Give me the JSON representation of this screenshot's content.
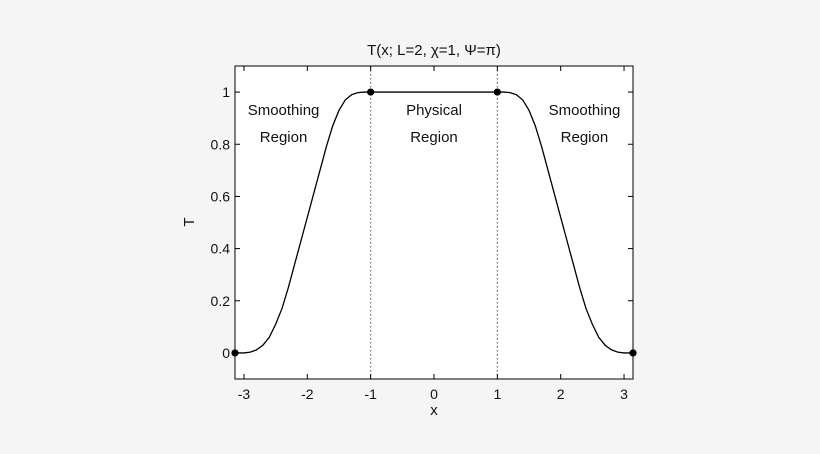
{
  "chart_data": {
    "type": "line",
    "title": "T(x; L=2, χ=1, Ψ=π)",
    "xlabel": "x",
    "ylabel": "T",
    "xlim": [
      -3.14159,
      3.14159
    ],
    "ylim": [
      -0.1,
      1.1
    ],
    "x_ticks": [
      -3,
      -2,
      -1,
      0,
      1,
      2,
      3
    ],
    "x_tick_labels": [
      "-3",
      "-2",
      "-1",
      "0",
      "1",
      "2",
      "3"
    ],
    "y_ticks": [
      0,
      0.2,
      0.4,
      0.6,
      0.8,
      1
    ],
    "y_tick_labels": [
      "0",
      "0.2",
      "0.4",
      "0.6",
      "0.8",
      "1"
    ],
    "grid": false,
    "series": [
      {
        "color": "#000000",
        "x": [
          -3.1416,
          -3.0,
          -2.9,
          -2.8,
          -2.7,
          -2.6,
          -2.5,
          -2.4,
          -2.3,
          -2.2,
          -2.1,
          -2.0,
          -1.9,
          -1.8,
          -1.7,
          -1.6,
          -1.5,
          -1.4,
          -1.3,
          -1.2,
          -1.1,
          -1.0,
          0.0,
          1.0,
          1.1,
          1.2,
          1.3,
          1.4,
          1.5,
          1.6,
          1.7,
          1.8,
          1.9,
          2.0,
          2.1,
          2.2,
          2.3,
          2.4,
          2.5,
          2.6,
          2.7,
          2.8,
          2.9,
          3.0,
          3.1416
        ],
        "y": [
          0.0,
          0.0,
          0.003,
          0.012,
          0.03,
          0.06,
          0.11,
          0.17,
          0.25,
          0.34,
          0.43,
          0.52,
          0.61,
          0.7,
          0.79,
          0.87,
          0.93,
          0.97,
          0.99,
          0.998,
          1.0,
          1.0,
          1.0,
          1.0,
          1.0,
          0.998,
          0.99,
          0.97,
          0.93,
          0.87,
          0.79,
          0.7,
          0.61,
          0.52,
          0.43,
          0.34,
          0.25,
          0.17,
          0.11,
          0.06,
          0.03,
          0.012,
          0.003,
          0.0,
          0.0
        ]
      }
    ],
    "markers": {
      "color": "#000000",
      "x": [
        -3.1416,
        -1.0,
        1.0,
        3.1416
      ],
      "y": [
        0.0,
        1.0,
        1.0,
        0.0
      ]
    },
    "vlines": {
      "style": "dotted",
      "x": [
        -1,
        1
      ]
    },
    "annotations": [
      {
        "line1": "Smoothing",
        "line2": "Region",
        "x": -2.375,
        "y": 0.9
      },
      {
        "line1": "Physical",
        "line2": "Region",
        "x": 0.0,
        "y": 0.9
      },
      {
        "line1": "Smoothing",
        "line2": "Region",
        "x": 2.375,
        "y": 0.9
      }
    ]
  }
}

------------------------------------------------------------------------

# Instructions to follow
Print the complete listing exactly as it stands, without its pictures.

# Exercise output
Give me the JSON representation of this screenshot's content.
{
  "chart_data": {
    "type": "line",
    "title": "T(x; L=2, χ=1, Ψ=π)",
    "xlabel": "x",
    "ylabel": "T",
    "xlim": [
      -3.14159,
      3.14159
    ],
    "ylim": [
      -0.1,
      1.1
    ],
    "x_ticks": [
      -3,
      -2,
      -1,
      0,
      1,
      2,
      3
    ],
    "x_tick_labels": [
      "-3",
      "-2",
      "-1",
      "0",
      "1",
      "2",
      "3"
    ],
    "y_ticks": [
      0,
      0.2,
      0.4,
      0.6,
      0.8,
      1
    ],
    "y_tick_labels": [
      "0",
      "0.2",
      "0.4",
      "0.6",
      "0.8",
      "1"
    ],
    "grid": false,
    "series": [
      {
        "color": "#000000",
        "x": [
          -3.1416,
          -3.0,
          -2.9,
          -2.8,
          -2.7,
          -2.6,
          -2.5,
          -2.4,
          -2.3,
          -2.2,
          -2.1,
          -2.0,
          -1.9,
          -1.8,
          -1.7,
          -1.6,
          -1.5,
          -1.4,
          -1.3,
          -1.2,
          -1.1,
          -1.0,
          0.0,
          1.0,
          1.1,
          1.2,
          1.3,
          1.4,
          1.5,
          1.6,
          1.7,
          1.8,
          1.9,
          2.0,
          2.1,
          2.2,
          2.3,
          2.4,
          2.5,
          2.6,
          2.7,
          2.8,
          2.9,
          3.0,
          3.1416
        ],
        "y": [
          0.0,
          0.0,
          0.003,
          0.012,
          0.03,
          0.06,
          0.11,
          0.17,
          0.25,
          0.34,
          0.43,
          0.52,
          0.61,
          0.7,
          0.79,
          0.87,
          0.93,
          0.97,
          0.99,
          0.998,
          1.0,
          1.0,
          1.0,
          1.0,
          1.0,
          0.998,
          0.99,
          0.97,
          0.93,
          0.87,
          0.79,
          0.7,
          0.61,
          0.52,
          0.43,
          0.34,
          0.25,
          0.17,
          0.11,
          0.06,
          0.03,
          0.012,
          0.003,
          0.0,
          0.0
        ]
      }
    ],
    "markers": {
      "color": "#000000",
      "x": [
        -3.1416,
        -1.0,
        1.0,
        3.1416
      ],
      "y": [
        0.0,
        1.0,
        1.0,
        0.0
      ]
    },
    "vlines": {
      "style": "dotted",
      "x": [
        -1,
        1
      ]
    },
    "annotations": [
      {
        "line1": "Smoothing",
        "line2": "Region",
        "x": -2.375,
        "y": 0.9
      },
      {
        "line1": "Physical",
        "line2": "Region",
        "x": 0.0,
        "y": 0.9
      },
      {
        "line1": "Smoothing",
        "line2": "Region",
        "x": 2.375,
        "y": 0.9
      }
    ]
  }
}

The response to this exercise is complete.